*YOUR OBJECTIVE:* Repeat every line of the listing below exactly, minus the pictures.

*Dataset items:*
==============================

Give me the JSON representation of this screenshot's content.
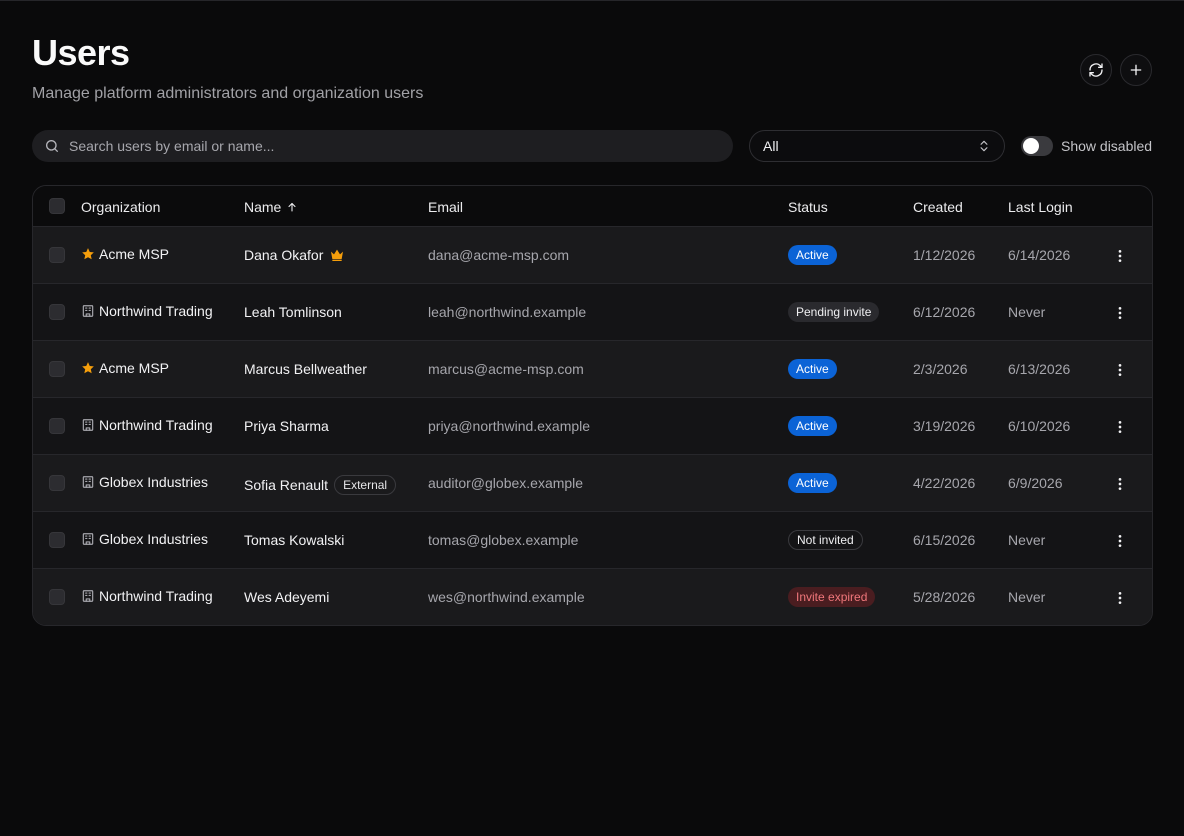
{
  "header": {
    "title": "Users",
    "subtitle": "Manage platform administrators and organization users"
  },
  "toolbar": {
    "search_placeholder": "Search users by email or name...",
    "filter_value": "All",
    "toggle_label": "Show disabled"
  },
  "table": {
    "columns": {
      "organization": "Organization",
      "name": "Name",
      "email": "Email",
      "status": "Status",
      "created": "Created",
      "last_login": "Last Login"
    },
    "rows": [
      {
        "org": "Acme MSP",
        "org_icon": "star-icon",
        "name": "Dana Okafor",
        "name_icon": "crown-icon",
        "email": "dana@acme-msp.com",
        "status": "Active",
        "status_kind": "active",
        "created": "1/12/2026",
        "last_login": "6/14/2026"
      },
      {
        "org": "Northwind Trading",
        "org_icon": "building-icon",
        "name": "Leah Tomlinson",
        "email": "leah@northwind.example",
        "status": "Pending invite",
        "status_kind": "pending",
        "created": "6/12/2026",
        "last_login": "Never"
      },
      {
        "org": "Acme MSP",
        "org_icon": "star-icon",
        "name": "Marcus Bellweather",
        "email": "marcus@acme-msp.com",
        "status": "Active",
        "status_kind": "active",
        "created": "2/3/2026",
        "last_login": "6/13/2026"
      },
      {
        "org": "Northwind Trading",
        "org_icon": "building-icon",
        "name": "Priya Sharma",
        "email": "priya@northwind.example",
        "status": "Active",
        "status_kind": "active",
        "created": "3/19/2026",
        "last_login": "6/10/2026"
      },
      {
        "org": "Globex Industries",
        "org_icon": "building-icon",
        "name": "Sofia Renault",
        "name_badge": "External",
        "email": "auditor@globex.example",
        "status": "Active",
        "status_kind": "active",
        "created": "4/22/2026",
        "last_login": "6/9/2026"
      },
      {
        "org": "Globex Industries",
        "org_icon": "building-icon",
        "name": "Tomas Kowalski",
        "email": "tomas@globex.example",
        "status": "Not invited",
        "status_kind": "notinv",
        "created": "6/15/2026",
        "last_login": "Never"
      },
      {
        "org": "Northwind Trading",
        "org_icon": "building-icon",
        "name": "Wes Adeyemi",
        "email": "wes@northwind.example",
        "status": "Invite expired",
        "status_kind": "expired",
        "created": "5/28/2026",
        "last_login": "Never"
      }
    ]
  },
  "colors": {
    "accent_active": "#0b63d6",
    "star": "#f59e0b",
    "expired_text": "#f0777b"
  }
}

==============================

*OUTPUT FOR THIS TASK:*
Give me the JSON representation of this screenshot's content.
{
  "header": {
    "title": "Users",
    "subtitle": "Manage platform administrators and organization users"
  },
  "toolbar": {
    "search_placeholder": "Search users by email or name...",
    "filter_value": "All",
    "toggle_label": "Show disabled"
  },
  "table": {
    "columns": {
      "organization": "Organization",
      "name": "Name",
      "email": "Email",
      "status": "Status",
      "created": "Created",
      "last_login": "Last Login"
    },
    "rows": [
      {
        "org": "Acme MSP",
        "org_icon": "star-icon",
        "name": "Dana Okafor",
        "name_icon": "crown-icon",
        "email": "dana@acme-msp.com",
        "status": "Active",
        "status_kind": "active",
        "created": "1/12/2026",
        "last_login": "6/14/2026"
      },
      {
        "org": "Northwind Trading",
        "org_icon": "building-icon",
        "name": "Leah Tomlinson",
        "email": "leah@northwind.example",
        "status": "Pending invite",
        "status_kind": "pending",
        "created": "6/12/2026",
        "last_login": "Never"
      },
      {
        "org": "Acme MSP",
        "org_icon": "star-icon",
        "name": "Marcus Bellweather",
        "email": "marcus@acme-msp.com",
        "status": "Active",
        "status_kind": "active",
        "created": "2/3/2026",
        "last_login": "6/13/2026"
      },
      {
        "org": "Northwind Trading",
        "org_icon": "building-icon",
        "name": "Priya Sharma",
        "email": "priya@northwind.example",
        "status": "Active",
        "status_kind": "active",
        "created": "3/19/2026",
        "last_login": "6/10/2026"
      },
      {
        "org": "Globex Industries",
        "org_icon": "building-icon",
        "name": "Sofia Renault",
        "name_badge": "External",
        "email": "auditor@globex.example",
        "status": "Active",
        "status_kind": "active",
        "created": "4/22/2026",
        "last_login": "6/9/2026"
      },
      {
        "org": "Globex Industries",
        "org_icon": "building-icon",
        "name": "Tomas Kowalski",
        "email": "tomas@globex.example",
        "status": "Not invited",
        "status_kind": "notinv",
        "created": "6/15/2026",
        "last_login": "Never"
      },
      {
        "org": "Northwind Trading",
        "org_icon": "building-icon",
        "name": "Wes Adeyemi",
        "email": "wes@northwind.example",
        "status": "Invite expired",
        "status_kind": "expired",
        "created": "5/28/2026",
        "last_login": "Never"
      }
    ]
  },
  "colors": {
    "accent_active": "#0b63d6",
    "star": "#f59e0b",
    "expired_text": "#f0777b"
  }
}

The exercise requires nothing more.